OBJECTIVE ▸ Copy out the lines from the one containing "Patent image size: (834, 625)." through the one containing "The mounting plate 48 is at (345, 145).", including both of those lines.

[Data items]
-.-.-

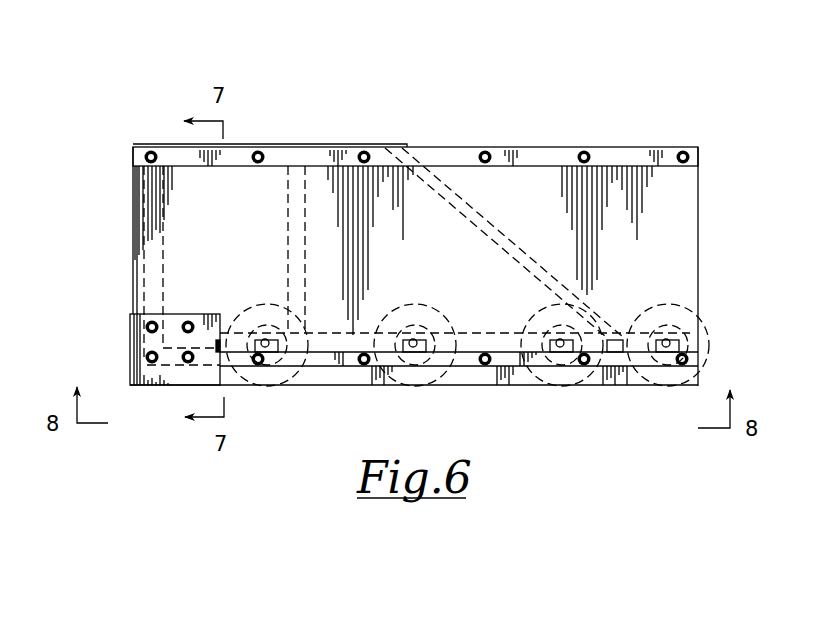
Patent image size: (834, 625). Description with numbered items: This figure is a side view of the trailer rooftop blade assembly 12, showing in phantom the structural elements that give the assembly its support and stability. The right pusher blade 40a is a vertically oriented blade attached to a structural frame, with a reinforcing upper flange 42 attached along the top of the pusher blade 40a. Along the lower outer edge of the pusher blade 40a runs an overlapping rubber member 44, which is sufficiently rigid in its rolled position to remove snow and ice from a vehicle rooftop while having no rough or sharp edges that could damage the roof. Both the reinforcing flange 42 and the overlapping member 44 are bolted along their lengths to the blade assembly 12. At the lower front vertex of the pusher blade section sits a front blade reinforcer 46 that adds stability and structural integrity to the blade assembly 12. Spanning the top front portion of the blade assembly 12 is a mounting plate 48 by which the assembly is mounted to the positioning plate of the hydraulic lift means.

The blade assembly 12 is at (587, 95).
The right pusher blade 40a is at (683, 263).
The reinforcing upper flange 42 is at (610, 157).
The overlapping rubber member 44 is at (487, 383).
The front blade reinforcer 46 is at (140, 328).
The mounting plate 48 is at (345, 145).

-.-.-

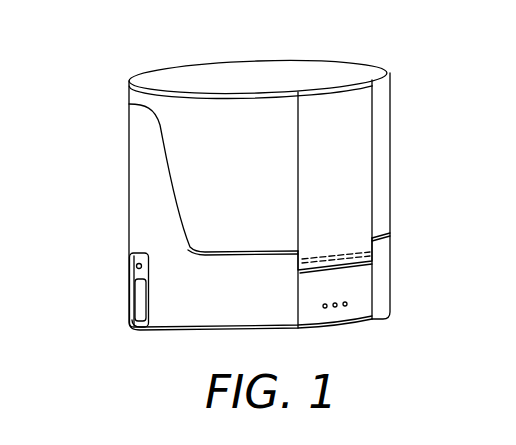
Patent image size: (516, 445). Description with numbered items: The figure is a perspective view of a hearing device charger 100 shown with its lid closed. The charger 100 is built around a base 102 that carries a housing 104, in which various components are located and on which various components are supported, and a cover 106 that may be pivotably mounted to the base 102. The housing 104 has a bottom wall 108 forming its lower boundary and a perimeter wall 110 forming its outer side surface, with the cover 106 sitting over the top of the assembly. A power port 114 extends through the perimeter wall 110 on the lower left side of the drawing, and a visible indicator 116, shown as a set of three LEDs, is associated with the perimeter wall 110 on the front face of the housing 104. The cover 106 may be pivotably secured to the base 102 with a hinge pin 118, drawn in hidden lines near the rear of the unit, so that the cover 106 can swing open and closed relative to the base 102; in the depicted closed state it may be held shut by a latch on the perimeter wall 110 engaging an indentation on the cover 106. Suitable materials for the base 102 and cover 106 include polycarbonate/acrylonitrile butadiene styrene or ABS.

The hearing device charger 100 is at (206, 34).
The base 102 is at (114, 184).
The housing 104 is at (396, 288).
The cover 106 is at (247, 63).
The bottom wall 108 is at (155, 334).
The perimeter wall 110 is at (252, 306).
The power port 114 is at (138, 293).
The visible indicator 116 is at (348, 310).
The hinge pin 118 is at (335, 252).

-.-.-

TASK RESPONSE ▸
Patent image size: (834, 625). Description with numbered items: This figure is a side view of the trailer rooftop blade assembly 12, showing in phantom the structural elements that give the assembly its support and stability. The right pusher blade 40a is a vertically oriented blade attached to a structural frame, with a reinforcing upper flange 42 attached along the top of the pusher blade 40a. Along the lower outer edge of the pusher blade 40a runs an overlapping rubber member 44, which is sufficiently rigid in its rolled position to remove snow and ice from a vehicle rooftop while having no rough or sharp edges that could damage the roof. Both the reinforcing flange 42 and the overlapping member 44 are bolted along their lengths to the blade assembly 12. At the lower front vertex of the pusher blade section sits a front blade reinforcer 46 that adds stability and structural integrity to the blade assembly 12. Spanning the top front portion of the blade assembly 12 is a mounting plate 48 by which the assembly is mounted to the positioning plate of the hydraulic lift means.

The blade assembly 12 is at (587, 95).
The right pusher blade 40a is at (683, 263).
The reinforcing upper flange 42 is at (610, 157).
The overlapping rubber member 44 is at (487, 383).
The front blade reinforcer 46 is at (140, 328).
The mounting plate 48 is at (345, 145).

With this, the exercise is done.